**Problem statement:** Print the lines of the records below unchanged, from the line with "tab-label: 会计 1 bbox=[105, 19, 147, 35]" to the line with "valuation-unit-label: 评估单位 bbox=[404, 388, 458, 404]", including both of those lines.

###

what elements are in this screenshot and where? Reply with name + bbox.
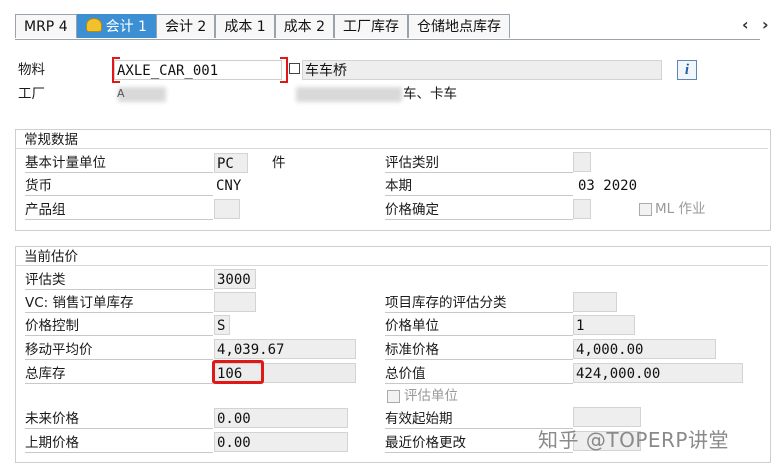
tab-label: 会计 1 bbox=[105, 19, 147, 35]
standard-price-label: 标准价格 bbox=[385, 340, 573, 360]
tab-label: 成本 1 bbox=[224, 19, 266, 35]
valuation-class-label: 评估类 bbox=[25, 270, 213, 290]
tab-label: 会计 2 bbox=[164, 19, 207, 35]
valuation-category-label: 评估类别 bbox=[385, 153, 573, 173]
copy-icon[interactable] bbox=[289, 63, 300, 74]
price-control-label: 价格控制 bbox=[25, 316, 213, 336]
valuation-unit-checkbox[interactable] bbox=[387, 390, 400, 403]
material-focus-bracket bbox=[112, 57, 120, 83]
tab-accounting2[interactable]: 会计 2 bbox=[155, 14, 216, 38]
plant-value: A bbox=[117, 87, 125, 100]
material-description: 车车桥 bbox=[302, 60, 662, 80]
previous-price-label: 上期价格 bbox=[25, 433, 213, 453]
period-label: 本期 bbox=[385, 176, 573, 196]
plant-desc-redacted bbox=[296, 87, 402, 102]
tab-storage-location-stock[interactable]: 仓储地点库存 bbox=[408, 14, 511, 38]
base-uom-input[interactable]: PC bbox=[214, 153, 248, 173]
base-uom-text: 件 bbox=[272, 155, 286, 171]
group-divider bbox=[16, 148, 768, 149]
valuation-category-input[interactable] bbox=[573, 152, 591, 172]
price-determination-label: 价格确定 bbox=[385, 200, 573, 220]
material-focus-bracket bbox=[280, 57, 288, 83]
plant-label: 工厂 bbox=[18, 86, 45, 102]
product-group-label: 产品组 bbox=[25, 200, 213, 220]
future-price-input[interactable]: 0.00 bbox=[214, 408, 348, 428]
tab-label: 仓储地点库存 bbox=[417, 19, 502, 35]
plant-description: 车、卡车 bbox=[403, 86, 457, 102]
price-control-input[interactable]: S bbox=[214, 315, 230, 335]
tab-bar: MRP 4 会计 1 会计 2 成本 1 成本 2 工厂库存 仓储地点库存 bbox=[15, 14, 511, 40]
tab-label: 成本 2 bbox=[283, 19, 326, 35]
total-value-label: 总价值 bbox=[385, 364, 573, 384]
info-icon[interactable]: i bbox=[677, 60, 697, 80]
tab-scroll-left-icon[interactable]: ‹ bbox=[742, 15, 749, 34]
price-unit-input[interactable]: 1 bbox=[573, 315, 635, 335]
total-stock-label: 总库存 bbox=[25, 364, 213, 384]
price-unit-label: 价格单位 bbox=[385, 316, 573, 336]
current-valuation-title: 当前估价 bbox=[24, 249, 78, 265]
watermark: 知乎 @TOPERP讲堂 bbox=[538, 428, 729, 452]
valuation-unit-label: 评估单位 bbox=[404, 388, 458, 404]
tab-mrp4[interactable]: MRP 4 bbox=[15, 14, 77, 38]
ml-checkbox[interactable] bbox=[639, 203, 652, 216]
tab-accounting1[interactable]: 会计 1 bbox=[76, 14, 156, 38]
vc-sales-order-stock-input[interactable] bbox=[214, 292, 256, 312]
material-label: 物料 bbox=[18, 62, 45, 78]
moving-avg-price-input[interactable]: 4,039.67 bbox=[214, 339, 356, 359]
vc-sales-order-stock-label: VC: 销售订单库存 bbox=[25, 293, 213, 313]
project-stock-valuation-input[interactable] bbox=[573, 292, 617, 312]
material-input[interactable]: AXLE_CAR_001 bbox=[114, 60, 282, 80]
tab-costing1[interactable]: 成本 1 bbox=[215, 14, 275, 38]
ml-label: ML 作业 bbox=[655, 201, 706, 217]
base-uom-label: 基本计量单位 bbox=[25, 153, 213, 173]
tab-label: 工厂库存 bbox=[343, 19, 400, 35]
general-data-title: 常规数据 bbox=[24, 132, 78, 148]
highlight-box bbox=[212, 360, 264, 384]
tab-scroll-right-icon[interactable]: › bbox=[762, 15, 769, 34]
currency-value: CNY bbox=[214, 176, 274, 196]
price-determination-input[interactable] bbox=[573, 199, 591, 219]
product-group-input[interactable] bbox=[214, 199, 240, 219]
plant-redacted bbox=[118, 87, 166, 102]
previous-price-input[interactable]: 0.00 bbox=[214, 432, 348, 452]
tab-costing2[interactable]: 成本 2 bbox=[274, 14, 335, 38]
moving-avg-price-label: 移动平均价 bbox=[25, 340, 213, 360]
standard-price-input[interactable]: 4,000.00 bbox=[573, 339, 716, 359]
total-value-input[interactable]: 424,000.00 bbox=[573, 363, 743, 383]
valuation-class-input[interactable]: 3000 bbox=[214, 269, 256, 289]
tab-divider bbox=[15, 39, 760, 40]
future-price-label: 未来价格 bbox=[25, 409, 213, 429]
group-divider bbox=[16, 265, 768, 266]
tab-plant-stock[interactable]: 工厂库存 bbox=[334, 14, 409, 38]
tab-label: MRP 4 bbox=[24, 19, 68, 35]
tab-status-icon bbox=[85, 18, 102, 32]
period-value: 03 2020 bbox=[576, 176, 696, 196]
project-stock-valuation-label: 项目库存的评估分类 bbox=[385, 293, 573, 313]
currency-label: 货币 bbox=[25, 176, 213, 196]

###

**Response to this exercise:**
tab-label: 会计 1 bbox=[105, 19, 147, 35]
standard-price-label: 标准价格 bbox=[385, 340, 573, 360]
tab-label: 成本 1 bbox=[224, 19, 266, 35]
valuation-class-label: 评估类 bbox=[25, 270, 213, 290]
tab-label: 会计 2 bbox=[164, 19, 207, 35]
valuation-category-label: 评估类别 bbox=[385, 153, 573, 173]
copy-icon[interactable] bbox=[289, 63, 300, 74]
price-control-label: 价格控制 bbox=[25, 316, 213, 336]
valuation-unit-checkbox[interactable] bbox=[387, 390, 400, 403]
material-focus-bracket bbox=[112, 57, 120, 83]
tab-accounting2[interactable]: 会计 2 bbox=[155, 14, 216, 38]
plant-value: A bbox=[117, 87, 125, 100]
material-description: 车车桥 bbox=[302, 60, 662, 80]
previous-price-label: 上期价格 bbox=[25, 433, 213, 453]
period-label: 本期 bbox=[385, 176, 573, 196]
plant-desc-redacted bbox=[296, 87, 402, 102]
tab-storage-location-stock[interactable]: 仓储地点库存 bbox=[408, 14, 511, 38]
base-uom-input[interactable]: PC bbox=[214, 153, 248, 173]
base-uom-text: 件 bbox=[272, 155, 286, 171]
group-divider bbox=[16, 148, 768, 149]
valuation-category-input[interactable] bbox=[573, 152, 591, 172]
price-determination-label: 价格确定 bbox=[385, 200, 573, 220]
material-focus-bracket bbox=[280, 57, 288, 83]
plant-label: 工厂 bbox=[18, 86, 45, 102]
product-group-label: 产品组 bbox=[25, 200, 213, 220]
future-price-input[interactable]: 0.00 bbox=[214, 408, 348, 428]
tab-label: 仓储地点库存 bbox=[417, 19, 502, 35]
plant-description: 车、卡车 bbox=[403, 86, 457, 102]
price-control-input[interactable]: S bbox=[214, 315, 230, 335]
tab-bar: MRP 4 会计 1 会计 2 成本 1 成本 2 工厂库存 仓储地点库存 bbox=[15, 14, 511, 40]
tab-label: 成本 2 bbox=[283, 19, 326, 35]
total-value-label: 总价值 bbox=[385, 364, 573, 384]
info-icon[interactable]: i bbox=[677, 60, 697, 80]
tab-scroll-left-icon[interactable]: ‹ bbox=[742, 15, 749, 34]
price-unit-input[interactable]: 1 bbox=[573, 315, 635, 335]
total-stock-label: 总库存 bbox=[25, 364, 213, 384]
price-unit-label: 价格单位 bbox=[385, 316, 573, 336]
current-valuation-title: 当前估价 bbox=[24, 249, 78, 265]
watermark: 知乎 @TOPERP讲堂 bbox=[538, 428, 729, 452]
valuation-unit-label: 评估单位 bbox=[404, 388, 458, 404]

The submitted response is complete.